▸ **Problem description**
Copy the records below in full and leave every image out of the copy.

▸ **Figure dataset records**
------------------------------------------------

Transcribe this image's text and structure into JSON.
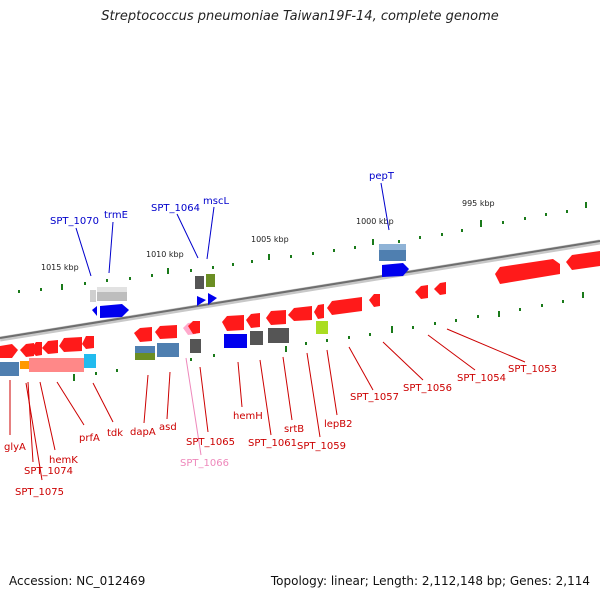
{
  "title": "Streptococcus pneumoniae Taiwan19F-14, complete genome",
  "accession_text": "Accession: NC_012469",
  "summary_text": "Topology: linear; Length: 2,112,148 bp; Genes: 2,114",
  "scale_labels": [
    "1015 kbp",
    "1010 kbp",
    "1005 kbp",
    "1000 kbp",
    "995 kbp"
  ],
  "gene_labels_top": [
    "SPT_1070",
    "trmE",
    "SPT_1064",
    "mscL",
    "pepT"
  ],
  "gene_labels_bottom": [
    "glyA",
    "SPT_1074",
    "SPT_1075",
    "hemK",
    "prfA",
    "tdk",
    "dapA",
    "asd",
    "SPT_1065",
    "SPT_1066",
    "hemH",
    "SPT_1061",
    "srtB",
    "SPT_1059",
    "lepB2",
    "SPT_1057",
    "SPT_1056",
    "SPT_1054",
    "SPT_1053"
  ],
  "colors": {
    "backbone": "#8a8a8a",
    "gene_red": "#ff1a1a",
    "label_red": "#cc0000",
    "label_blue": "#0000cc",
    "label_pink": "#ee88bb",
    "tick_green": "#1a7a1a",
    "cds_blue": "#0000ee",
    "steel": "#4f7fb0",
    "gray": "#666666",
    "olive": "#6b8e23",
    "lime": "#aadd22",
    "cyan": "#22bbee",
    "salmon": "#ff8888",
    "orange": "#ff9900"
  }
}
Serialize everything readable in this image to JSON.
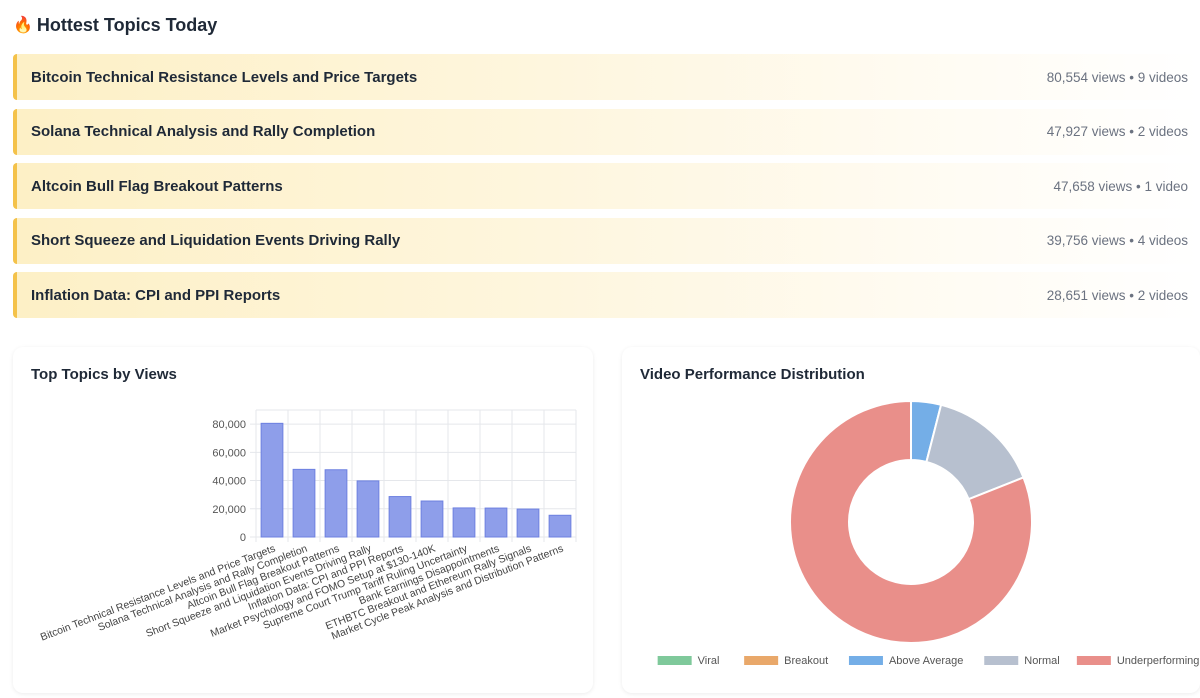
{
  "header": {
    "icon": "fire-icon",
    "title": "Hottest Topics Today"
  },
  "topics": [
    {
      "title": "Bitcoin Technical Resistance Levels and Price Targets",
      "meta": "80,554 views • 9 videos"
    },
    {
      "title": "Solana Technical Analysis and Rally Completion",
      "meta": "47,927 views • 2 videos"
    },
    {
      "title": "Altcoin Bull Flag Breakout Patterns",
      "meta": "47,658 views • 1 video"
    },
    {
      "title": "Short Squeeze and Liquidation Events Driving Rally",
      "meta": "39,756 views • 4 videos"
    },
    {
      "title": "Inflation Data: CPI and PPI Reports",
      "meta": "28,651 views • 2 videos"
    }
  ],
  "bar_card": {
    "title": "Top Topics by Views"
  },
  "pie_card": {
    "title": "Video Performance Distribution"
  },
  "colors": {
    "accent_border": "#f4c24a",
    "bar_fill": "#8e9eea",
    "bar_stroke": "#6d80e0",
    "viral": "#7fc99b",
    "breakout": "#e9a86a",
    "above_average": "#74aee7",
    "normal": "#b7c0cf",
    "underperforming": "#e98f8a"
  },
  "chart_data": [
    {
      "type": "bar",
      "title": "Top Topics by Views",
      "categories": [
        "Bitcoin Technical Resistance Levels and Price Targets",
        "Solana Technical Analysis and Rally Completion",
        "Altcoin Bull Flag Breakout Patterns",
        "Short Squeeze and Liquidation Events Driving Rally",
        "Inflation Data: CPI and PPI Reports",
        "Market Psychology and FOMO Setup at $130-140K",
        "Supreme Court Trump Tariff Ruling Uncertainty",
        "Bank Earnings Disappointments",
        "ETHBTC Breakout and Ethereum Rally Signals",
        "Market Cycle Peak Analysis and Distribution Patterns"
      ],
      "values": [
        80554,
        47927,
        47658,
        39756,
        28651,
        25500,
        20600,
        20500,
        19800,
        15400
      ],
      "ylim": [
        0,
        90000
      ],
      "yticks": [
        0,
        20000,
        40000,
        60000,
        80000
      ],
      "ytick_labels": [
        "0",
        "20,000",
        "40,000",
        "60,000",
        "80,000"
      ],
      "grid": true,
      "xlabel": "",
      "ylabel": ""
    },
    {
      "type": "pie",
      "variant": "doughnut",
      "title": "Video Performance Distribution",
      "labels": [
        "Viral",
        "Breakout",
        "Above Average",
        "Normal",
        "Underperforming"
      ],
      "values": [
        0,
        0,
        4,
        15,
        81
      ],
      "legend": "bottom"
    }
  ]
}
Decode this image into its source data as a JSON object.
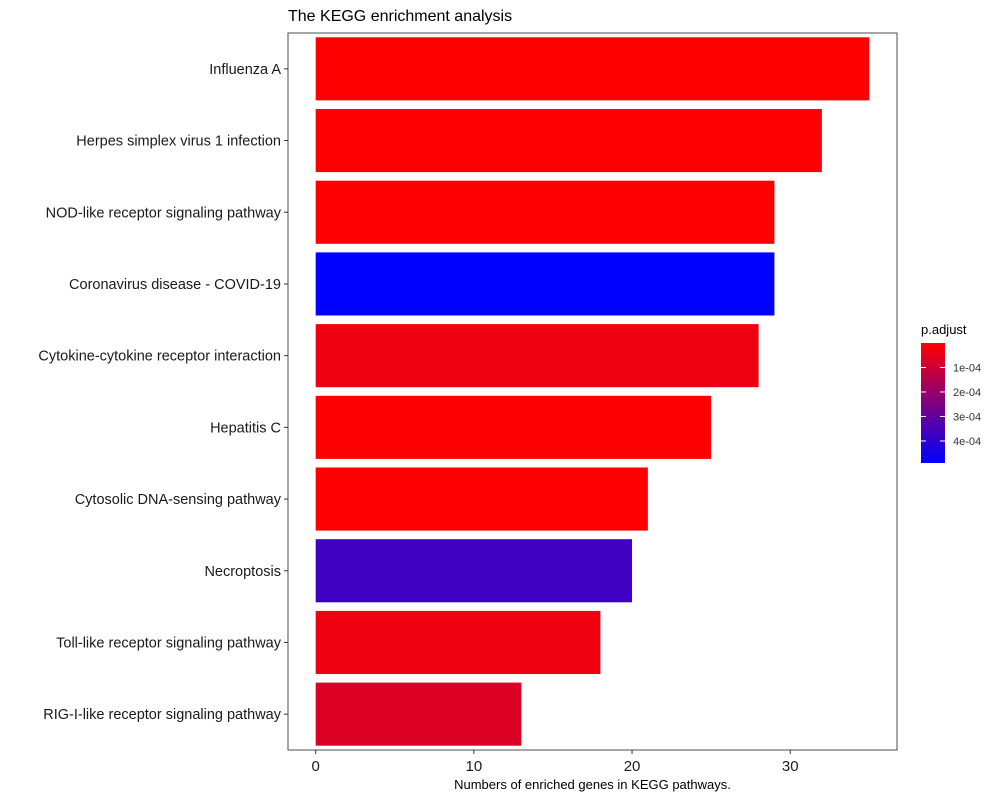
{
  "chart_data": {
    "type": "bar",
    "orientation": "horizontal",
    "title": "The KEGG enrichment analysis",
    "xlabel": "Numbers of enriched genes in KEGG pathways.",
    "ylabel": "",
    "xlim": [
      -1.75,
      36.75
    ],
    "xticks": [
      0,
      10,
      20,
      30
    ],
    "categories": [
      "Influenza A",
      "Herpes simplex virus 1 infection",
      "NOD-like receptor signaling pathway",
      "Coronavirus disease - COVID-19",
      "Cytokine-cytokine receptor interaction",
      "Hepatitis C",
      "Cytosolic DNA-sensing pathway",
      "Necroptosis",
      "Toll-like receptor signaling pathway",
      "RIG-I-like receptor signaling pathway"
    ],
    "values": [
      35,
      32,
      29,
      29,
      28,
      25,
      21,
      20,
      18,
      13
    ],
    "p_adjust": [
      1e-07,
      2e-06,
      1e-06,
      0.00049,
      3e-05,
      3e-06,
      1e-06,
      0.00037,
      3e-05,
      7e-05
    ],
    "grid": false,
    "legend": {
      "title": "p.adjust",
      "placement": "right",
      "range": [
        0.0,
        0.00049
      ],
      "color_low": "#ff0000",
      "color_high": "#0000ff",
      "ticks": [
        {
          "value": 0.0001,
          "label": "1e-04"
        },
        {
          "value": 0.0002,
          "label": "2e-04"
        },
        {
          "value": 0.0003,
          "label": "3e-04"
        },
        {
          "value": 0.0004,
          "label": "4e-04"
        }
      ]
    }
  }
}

------------------------------------------------

▸ **Result of this task**
Transcribe this image's text and structure into JSON.
{
  "title": "Streptococcus pneumoniae Taiwan19F-14, complete genome",
  "accession_text": "Accession: NC_012469",
  "summary_text": "Topology: linear; Length: 2,112,148 bp; Genes: 2,114",
  "scale_labels": [
    "1015 kbp",
    "1010 kbp",
    "1005 kbp",
    "1000 kbp",
    "995 kbp"
  ],
  "gene_labels_top": [
    "SPT_1070",
    "trmE",
    "SPT_1064",
    "mscL",
    "pepT"
  ],
  "gene_labels_bottom": [
    "glyA",
    "SPT_1074",
    "SPT_1075",
    "hemK",
    "prfA",
    "tdk",
    "dapA",
    "asd",
    "SPT_1065",
    "SPT_1066",
    "hemH",
    "SPT_1061",
    "srtB",
    "SPT_1059",
    "lepB2",
    "SPT_1057",
    "SPT_1056",
    "SPT_1054",
    "SPT_1053"
  ],
  "colors": {
    "backbone": "#8a8a8a",
    "gene_red": "#ff1a1a",
    "label_red": "#cc0000",
    "label_blue": "#0000cc",
    "label_pink": "#ee88bb",
    "tick_green": "#1a7a1a",
    "cds_blue": "#0000ee",
    "steel": "#4f7fb0",
    "gray": "#666666",
    "olive": "#6b8e23",
    "lime": "#aadd22",
    "cyan": "#22bbee",
    "salmon": "#ff8888",
    "orange": "#ff9900"
  }
}
Serialize everything readable in this image to JSON.
{
  "header": {
    "icon": "fire-icon",
    "title": "Hottest Topics Today"
  },
  "topics": [
    {
      "title": "Bitcoin Technical Resistance Levels and Price Targets",
      "meta": "80,554 views • 9 videos"
    },
    {
      "title": "Solana Technical Analysis and Rally Completion",
      "meta": "47,927 views • 2 videos"
    },
    {
      "title": "Altcoin Bull Flag Breakout Patterns",
      "meta": "47,658 views • 1 video"
    },
    {
      "title": "Short Squeeze and Liquidation Events Driving Rally",
      "meta": "39,756 views • 4 videos"
    },
    {
      "title": "Inflation Data: CPI and PPI Reports",
      "meta": "28,651 views • 2 videos"
    }
  ],
  "bar_card": {
    "title": "Top Topics by Views"
  },
  "pie_card": {
    "title": "Video Performance Distribution"
  },
  "colors": {
    "accent_border": "#f4c24a",
    "bar_fill": "#8e9eea",
    "bar_stroke": "#6d80e0",
    "viral": "#7fc99b",
    "breakout": "#e9a86a",
    "above_average": "#74aee7",
    "normal": "#b7c0cf",
    "underperforming": "#e98f8a"
  },
  "chart_data": [
    {
      "type": "bar",
      "title": "Top Topics by Views",
      "categories": [
        "Bitcoin Technical Resistance Levels and Price Targets",
        "Solana Technical Analysis and Rally Completion",
        "Altcoin Bull Flag Breakout Patterns",
        "Short Squeeze and Liquidation Events Driving Rally",
        "Inflation Data: CPI and PPI Reports",
        "Market Psychology and FOMO Setup at $130-140K",
        "Supreme Court Trump Tariff Ruling Uncertainty",
        "Bank Earnings Disappointments",
        "ETHBTC Breakout and Ethereum Rally Signals",
        "Market Cycle Peak Analysis and Distribution Patterns"
      ],
      "values": [
        80554,
        47927,
        47658,
        39756,
        28651,
        25500,
        20600,
        20500,
        19800,
        15400
      ],
      "ylim": [
        0,
        90000
      ],
      "yticks": [
        0,
        20000,
        40000,
        60000,
        80000
      ],
      "ytick_labels": [
        "0",
        "20,000",
        "40,000",
        "60,000",
        "80,000"
      ],
      "grid": true,
      "xlabel": "",
      "ylabel": ""
    },
    {
      "type": "pie",
      "variant": "doughnut",
      "title": "Video Performance Distribution",
      "labels": [
        "Viral",
        "Breakout",
        "Above Average",
        "Normal",
        "Underperforming"
      ],
      "values": [
        0,
        0,
        4,
        15,
        81
      ],
      "legend": "bottom"
    }
  ]
}
Decode this image into its source data as a JSON object.
{
  "chart_data": {
    "type": "bar",
    "orientation": "horizontal",
    "title": "The KEGG enrichment analysis",
    "xlabel": "Numbers of enriched genes in KEGG pathways.",
    "ylabel": "",
    "xlim": [
      -1.75,
      36.75
    ],
    "xticks": [
      0,
      10,
      20,
      30
    ],
    "categories": [
      "Influenza A",
      "Herpes simplex virus 1 infection",
      "NOD-like receptor signaling pathway",
      "Coronavirus disease - COVID-19",
      "Cytokine-cytokine receptor interaction",
      "Hepatitis C",
      "Cytosolic DNA-sensing pathway",
      "Necroptosis",
      "Toll-like receptor signaling pathway",
      "RIG-I-like receptor signaling pathway"
    ],
    "values": [
      35,
      32,
      29,
      29,
      28,
      25,
      21,
      20,
      18,
      13
    ],
    "p_adjust": [
      1e-07,
      2e-06,
      1e-06,
      0.00049,
      3e-05,
      3e-06,
      1e-06,
      0.00037,
      3e-05,
      7e-05
    ],
    "grid": false,
    "legend": {
      "title": "p.adjust",
      "placement": "right",
      "range": [
        0.0,
        0.00049
      ],
      "color_low": "#ff0000",
      "color_high": "#0000ff",
      "ticks": [
        {
          "value": 0.0001,
          "label": "1e-04"
        },
        {
          "value": 0.0002,
          "label": "2e-04"
        },
        {
          "value": 0.0003,
          "label": "3e-04"
        },
        {
          "value": 0.0004,
          "label": "4e-04"
        }
      ]
    }
  }
}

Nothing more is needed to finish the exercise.